[Data for processing]
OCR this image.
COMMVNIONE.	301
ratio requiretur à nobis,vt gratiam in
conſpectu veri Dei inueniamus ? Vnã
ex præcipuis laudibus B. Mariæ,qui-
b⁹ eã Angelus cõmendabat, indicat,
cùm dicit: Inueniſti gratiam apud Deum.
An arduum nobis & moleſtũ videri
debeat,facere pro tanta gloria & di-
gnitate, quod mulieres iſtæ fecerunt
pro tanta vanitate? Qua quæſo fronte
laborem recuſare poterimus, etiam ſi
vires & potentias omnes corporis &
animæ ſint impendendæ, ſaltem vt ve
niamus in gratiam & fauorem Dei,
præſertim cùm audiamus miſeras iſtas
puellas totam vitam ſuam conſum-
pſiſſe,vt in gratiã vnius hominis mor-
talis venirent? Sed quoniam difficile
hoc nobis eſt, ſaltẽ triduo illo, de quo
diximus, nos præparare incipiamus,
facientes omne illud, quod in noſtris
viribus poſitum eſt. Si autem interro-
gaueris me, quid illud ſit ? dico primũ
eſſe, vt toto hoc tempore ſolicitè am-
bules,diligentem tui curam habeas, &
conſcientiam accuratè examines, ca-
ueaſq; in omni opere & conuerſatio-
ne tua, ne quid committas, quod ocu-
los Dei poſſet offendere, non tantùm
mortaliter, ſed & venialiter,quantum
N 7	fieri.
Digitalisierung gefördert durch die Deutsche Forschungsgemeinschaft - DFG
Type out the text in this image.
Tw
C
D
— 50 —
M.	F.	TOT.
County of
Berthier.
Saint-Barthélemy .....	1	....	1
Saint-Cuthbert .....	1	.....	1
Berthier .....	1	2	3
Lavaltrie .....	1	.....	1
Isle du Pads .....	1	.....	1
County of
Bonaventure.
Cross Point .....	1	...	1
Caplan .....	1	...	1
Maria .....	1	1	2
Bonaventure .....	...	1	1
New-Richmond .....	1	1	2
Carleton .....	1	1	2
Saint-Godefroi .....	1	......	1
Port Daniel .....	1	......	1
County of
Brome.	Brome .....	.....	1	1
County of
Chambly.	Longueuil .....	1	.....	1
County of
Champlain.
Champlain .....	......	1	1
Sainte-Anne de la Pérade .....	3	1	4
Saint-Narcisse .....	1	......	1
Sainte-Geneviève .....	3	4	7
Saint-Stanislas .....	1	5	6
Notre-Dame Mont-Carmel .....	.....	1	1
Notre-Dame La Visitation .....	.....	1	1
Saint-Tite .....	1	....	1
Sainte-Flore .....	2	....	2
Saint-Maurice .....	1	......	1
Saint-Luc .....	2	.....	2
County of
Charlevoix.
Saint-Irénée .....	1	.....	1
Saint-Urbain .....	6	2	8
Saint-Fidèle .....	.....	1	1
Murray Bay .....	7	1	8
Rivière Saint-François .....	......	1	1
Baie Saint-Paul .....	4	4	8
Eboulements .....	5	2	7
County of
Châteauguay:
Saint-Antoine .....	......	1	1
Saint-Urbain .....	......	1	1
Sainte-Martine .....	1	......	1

[Job]
The entries above should be repeated exactly, every one of them.

[Complete output]
OCR this image.
COMMVNIONE.	301
ratio requiretur à nobis,vt gratiam in
conſpectu veri Dei inueniamus ? Vnã
ex præcipuis laudibus B. Mariæ,qui-
b⁹ eã Angelus cõmendabat, indicat,
cùm dicit: Inueniſti gratiam apud Deum.
An arduum nobis & moleſtũ videri
debeat,facere pro tanta gloria & di-
gnitate, quod mulieres iſtæ fecerunt
pro tanta vanitate? Qua quæſo fronte
laborem recuſare poterimus, etiam ſi
vires & potentias omnes corporis &
animæ ſint impendendæ, ſaltem vt ve
niamus in gratiam & fauorem Dei,
præſertim cùm audiamus miſeras iſtas
puellas totam vitam ſuam conſum-
pſiſſe,vt in gratiã vnius hominis mor-
talis venirent? Sed quoniam difficile
hoc nobis eſt, ſaltẽ triduo illo, de quo
diximus, nos præparare incipiamus,
facientes omne illud, quod in noſtris
viribus poſitum eſt. Si autem interro-
gaueris me, quid illud ſit ? dico primũ
eſſe, vt toto hoc tempore ſolicitè am-
bules,diligentem tui curam habeas, &
conſcientiam accuratè examines, ca-
ueaſq; in omni opere & conuerſatio-
ne tua, ne quid committas, quod ocu-
los Dei poſſet offendere, non tantùm
mortaliter, ſed & venialiter,quantum
N 7	fieri.
Digitalisierung gefördert durch die Deutsche Forschungsgemeinschaft - DFG
Type out the text in this image.
Tw
C
D
— 50 —
M.	F.	TOT.
County of
Berthier.
Saint-Barthélemy .....	1	....	1
Saint-Cuthbert .....	1	.....	1
Berthier .....	1	2	3
Lavaltrie .....	1	.....	1
Isle du Pads .....	1	.....	1
County of
Bonaventure.
Cross Point .....	1	...	1
Caplan .....	1	...	1
Maria .....	1	1	2
Bonaventure .....	...	1	1
New-Richmond .....	1	1	2
Carleton .....	1	1	2
Saint-Godefroi .....	1	......	1
Port Daniel .....	1	......	1
County of
Brome.	Brome .....	.....	1	1
County of
Chambly.	Longueuil .....	1	.....	1
County of
Champlain.
Champlain .....	......	1	1
Sainte-Anne de la Pérade .....	3	1	4
Saint-Narcisse .....	1	......	1
Sainte-Geneviève .....	3	4	7
Saint-Stanislas .....	1	5	6
Notre-Dame Mont-Carmel .....	.....	1	1
Notre-Dame La Visitation .....	.....	1	1
Saint-Tite .....	1	....	1
Sainte-Flore .....	2	....	2
Saint-Maurice .....	1	......	1
Saint-Luc .....	2	.....	2
County of
Charlevoix.
Saint-Irénée .....	1	.....	1
Saint-Urbain .....	6	2	8
Saint-Fidèle .....	.....	1	1
Murray Bay .....	7	1	8
Rivière Saint-François .....	......	1	1
Baie Saint-Paul .....	4	4	8
Eboulements .....	5	2	7
County of
Châteauguay:
Saint-Antoine .....	......	1	1
Saint-Urbain .....	......	1	1
Sainte-Martine .....	1	......	1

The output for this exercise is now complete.